● Task brief
Pick out each line in these entries that contains the string "JSON".

== Supplied material

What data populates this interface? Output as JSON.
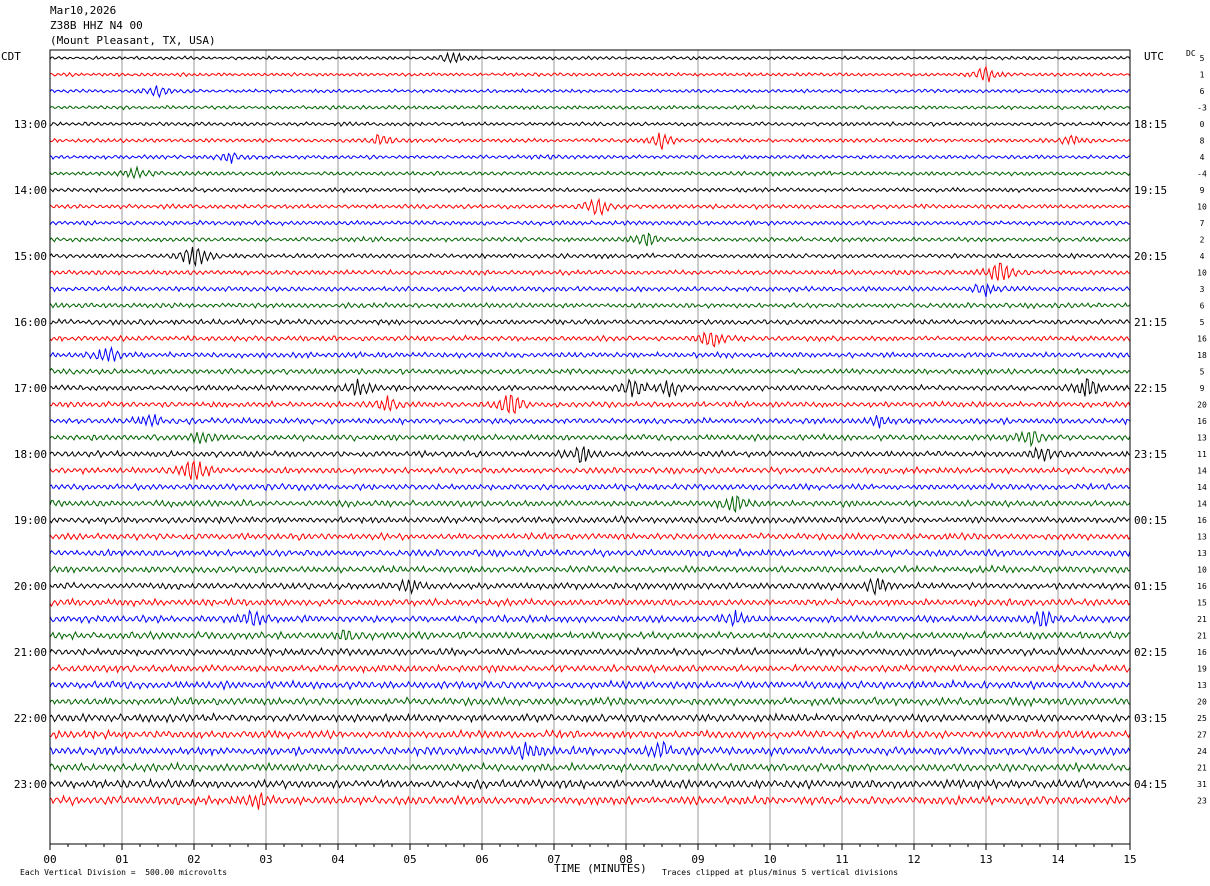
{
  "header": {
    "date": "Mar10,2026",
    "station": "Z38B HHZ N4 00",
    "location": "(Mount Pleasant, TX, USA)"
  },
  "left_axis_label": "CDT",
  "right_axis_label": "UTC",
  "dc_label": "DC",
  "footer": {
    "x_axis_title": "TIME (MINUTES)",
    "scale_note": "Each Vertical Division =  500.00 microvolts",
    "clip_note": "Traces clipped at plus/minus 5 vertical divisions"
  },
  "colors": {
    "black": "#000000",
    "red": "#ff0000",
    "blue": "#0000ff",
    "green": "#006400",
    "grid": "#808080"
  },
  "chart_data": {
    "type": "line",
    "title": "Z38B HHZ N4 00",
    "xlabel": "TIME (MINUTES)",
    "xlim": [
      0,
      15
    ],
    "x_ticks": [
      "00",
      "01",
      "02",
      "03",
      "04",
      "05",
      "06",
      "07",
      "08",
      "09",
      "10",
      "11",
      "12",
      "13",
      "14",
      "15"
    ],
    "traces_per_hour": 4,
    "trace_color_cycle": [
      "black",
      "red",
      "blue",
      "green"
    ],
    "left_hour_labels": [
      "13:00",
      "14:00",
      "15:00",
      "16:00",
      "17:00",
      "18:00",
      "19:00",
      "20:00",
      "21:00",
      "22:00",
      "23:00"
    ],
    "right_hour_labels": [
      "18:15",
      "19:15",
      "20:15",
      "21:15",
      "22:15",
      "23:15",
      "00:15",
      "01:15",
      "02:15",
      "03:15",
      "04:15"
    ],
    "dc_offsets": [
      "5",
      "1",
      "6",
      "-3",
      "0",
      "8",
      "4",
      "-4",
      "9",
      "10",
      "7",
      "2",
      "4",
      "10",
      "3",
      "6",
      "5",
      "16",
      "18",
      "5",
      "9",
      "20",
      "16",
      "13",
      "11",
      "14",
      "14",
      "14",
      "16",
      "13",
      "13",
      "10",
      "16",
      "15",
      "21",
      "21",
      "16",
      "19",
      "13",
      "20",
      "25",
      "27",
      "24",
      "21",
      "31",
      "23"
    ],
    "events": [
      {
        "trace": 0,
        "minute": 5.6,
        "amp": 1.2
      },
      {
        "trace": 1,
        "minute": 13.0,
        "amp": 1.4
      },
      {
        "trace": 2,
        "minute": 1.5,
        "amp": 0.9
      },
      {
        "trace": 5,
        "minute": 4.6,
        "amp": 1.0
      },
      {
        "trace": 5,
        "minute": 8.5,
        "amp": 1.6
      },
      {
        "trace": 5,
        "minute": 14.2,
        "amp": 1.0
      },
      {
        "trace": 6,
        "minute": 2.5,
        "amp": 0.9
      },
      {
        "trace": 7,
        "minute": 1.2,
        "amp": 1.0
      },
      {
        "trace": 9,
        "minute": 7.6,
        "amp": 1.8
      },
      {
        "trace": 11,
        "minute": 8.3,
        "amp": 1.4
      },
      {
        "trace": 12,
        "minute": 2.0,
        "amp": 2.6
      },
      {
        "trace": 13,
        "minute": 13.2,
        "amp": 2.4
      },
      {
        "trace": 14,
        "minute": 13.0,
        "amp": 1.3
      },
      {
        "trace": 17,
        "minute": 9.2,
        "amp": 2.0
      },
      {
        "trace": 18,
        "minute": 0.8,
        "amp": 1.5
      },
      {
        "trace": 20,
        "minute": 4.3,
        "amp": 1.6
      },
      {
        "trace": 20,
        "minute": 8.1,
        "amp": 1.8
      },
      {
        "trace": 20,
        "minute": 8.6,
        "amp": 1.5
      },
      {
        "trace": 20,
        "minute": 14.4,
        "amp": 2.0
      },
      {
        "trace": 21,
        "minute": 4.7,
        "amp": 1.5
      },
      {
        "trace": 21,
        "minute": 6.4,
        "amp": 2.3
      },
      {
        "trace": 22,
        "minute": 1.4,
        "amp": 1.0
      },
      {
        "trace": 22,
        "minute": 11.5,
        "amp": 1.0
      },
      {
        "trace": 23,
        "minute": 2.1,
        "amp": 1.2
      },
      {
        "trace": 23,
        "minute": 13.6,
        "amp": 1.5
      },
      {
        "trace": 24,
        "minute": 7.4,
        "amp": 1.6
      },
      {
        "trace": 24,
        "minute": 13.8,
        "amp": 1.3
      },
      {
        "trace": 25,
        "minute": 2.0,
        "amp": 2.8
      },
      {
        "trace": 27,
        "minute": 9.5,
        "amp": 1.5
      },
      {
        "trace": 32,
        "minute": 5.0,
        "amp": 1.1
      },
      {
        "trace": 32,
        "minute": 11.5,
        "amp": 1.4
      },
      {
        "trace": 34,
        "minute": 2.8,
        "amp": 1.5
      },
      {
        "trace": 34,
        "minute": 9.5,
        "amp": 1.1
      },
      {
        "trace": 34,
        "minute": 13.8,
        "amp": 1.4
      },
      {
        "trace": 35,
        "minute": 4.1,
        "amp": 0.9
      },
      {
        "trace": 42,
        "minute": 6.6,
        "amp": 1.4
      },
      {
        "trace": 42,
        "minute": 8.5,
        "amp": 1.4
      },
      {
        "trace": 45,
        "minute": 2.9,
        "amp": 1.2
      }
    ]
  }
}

====
== Supplied material

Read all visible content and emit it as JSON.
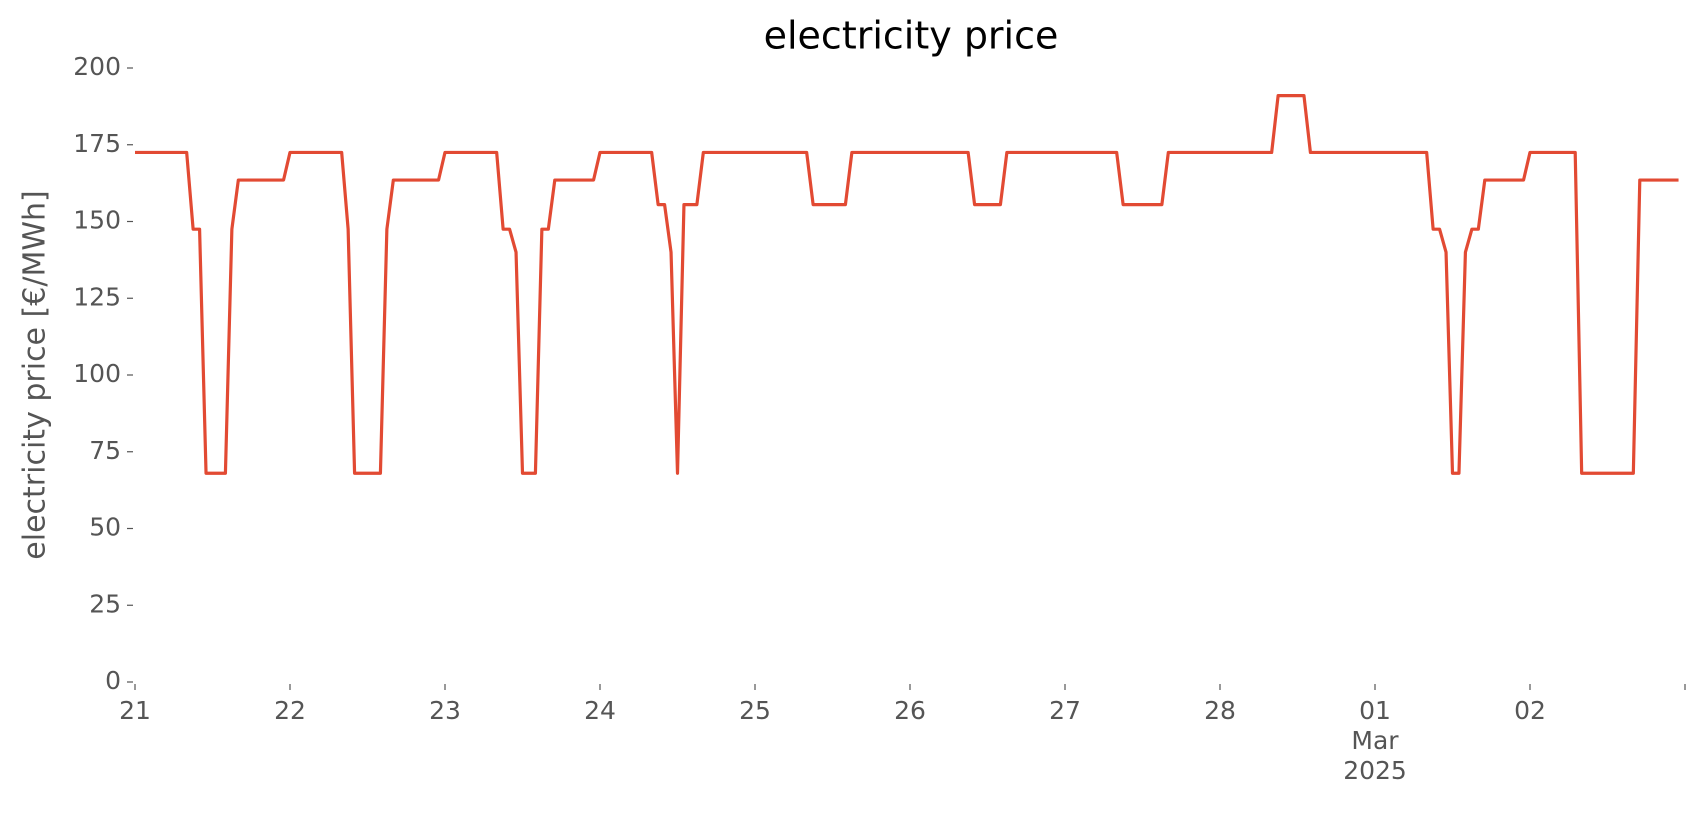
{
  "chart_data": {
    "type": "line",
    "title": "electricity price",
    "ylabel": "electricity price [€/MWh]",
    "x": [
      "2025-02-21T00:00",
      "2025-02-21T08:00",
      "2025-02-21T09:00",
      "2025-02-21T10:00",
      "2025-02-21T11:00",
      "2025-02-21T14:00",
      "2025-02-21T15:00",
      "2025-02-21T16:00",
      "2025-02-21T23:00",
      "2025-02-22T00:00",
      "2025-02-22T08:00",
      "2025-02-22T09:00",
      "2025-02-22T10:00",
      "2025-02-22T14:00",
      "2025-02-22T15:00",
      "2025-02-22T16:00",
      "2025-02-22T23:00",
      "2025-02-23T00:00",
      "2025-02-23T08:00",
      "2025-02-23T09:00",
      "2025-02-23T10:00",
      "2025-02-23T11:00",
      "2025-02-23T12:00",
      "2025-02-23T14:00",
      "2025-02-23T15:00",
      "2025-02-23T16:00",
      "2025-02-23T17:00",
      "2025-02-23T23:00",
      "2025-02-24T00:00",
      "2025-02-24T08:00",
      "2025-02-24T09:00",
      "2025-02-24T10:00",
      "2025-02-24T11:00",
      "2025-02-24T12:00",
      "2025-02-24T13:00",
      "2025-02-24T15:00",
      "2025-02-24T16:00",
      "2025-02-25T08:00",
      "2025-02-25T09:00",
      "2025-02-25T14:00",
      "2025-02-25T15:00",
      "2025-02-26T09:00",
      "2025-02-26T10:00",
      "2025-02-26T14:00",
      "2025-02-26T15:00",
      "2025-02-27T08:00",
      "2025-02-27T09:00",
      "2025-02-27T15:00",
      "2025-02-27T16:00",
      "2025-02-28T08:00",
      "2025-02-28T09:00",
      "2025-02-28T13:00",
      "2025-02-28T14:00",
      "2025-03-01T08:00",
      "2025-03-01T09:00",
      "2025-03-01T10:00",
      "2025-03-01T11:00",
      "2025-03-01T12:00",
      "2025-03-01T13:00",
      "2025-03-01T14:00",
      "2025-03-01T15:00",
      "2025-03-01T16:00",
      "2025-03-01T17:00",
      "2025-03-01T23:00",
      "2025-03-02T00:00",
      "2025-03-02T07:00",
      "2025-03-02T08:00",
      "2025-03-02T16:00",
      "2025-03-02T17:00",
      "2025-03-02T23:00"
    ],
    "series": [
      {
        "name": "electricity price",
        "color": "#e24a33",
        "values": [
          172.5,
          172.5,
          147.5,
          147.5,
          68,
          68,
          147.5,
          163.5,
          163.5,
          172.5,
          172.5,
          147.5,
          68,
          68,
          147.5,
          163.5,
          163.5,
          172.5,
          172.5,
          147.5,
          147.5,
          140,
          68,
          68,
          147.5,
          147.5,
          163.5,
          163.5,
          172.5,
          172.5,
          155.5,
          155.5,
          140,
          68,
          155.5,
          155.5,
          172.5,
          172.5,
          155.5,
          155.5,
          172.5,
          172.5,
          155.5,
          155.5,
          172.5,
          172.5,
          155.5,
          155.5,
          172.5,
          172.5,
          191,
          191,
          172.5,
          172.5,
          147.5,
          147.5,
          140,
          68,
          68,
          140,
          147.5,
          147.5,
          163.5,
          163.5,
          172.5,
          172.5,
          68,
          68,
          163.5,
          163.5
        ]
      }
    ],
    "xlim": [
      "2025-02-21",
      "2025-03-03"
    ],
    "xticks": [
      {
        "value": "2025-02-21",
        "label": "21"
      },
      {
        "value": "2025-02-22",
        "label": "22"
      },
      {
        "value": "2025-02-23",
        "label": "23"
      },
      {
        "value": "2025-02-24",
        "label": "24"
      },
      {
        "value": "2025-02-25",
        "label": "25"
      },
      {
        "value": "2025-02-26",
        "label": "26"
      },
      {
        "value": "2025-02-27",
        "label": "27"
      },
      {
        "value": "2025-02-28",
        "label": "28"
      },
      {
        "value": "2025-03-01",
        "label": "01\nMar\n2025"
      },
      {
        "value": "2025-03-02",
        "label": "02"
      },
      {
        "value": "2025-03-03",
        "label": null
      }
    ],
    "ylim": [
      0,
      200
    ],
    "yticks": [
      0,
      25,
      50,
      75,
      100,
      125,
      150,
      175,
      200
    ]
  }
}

====

● Solution to the exercise
What data populates this interface? Output as JSON.
Read all visible content and emit it as JSON.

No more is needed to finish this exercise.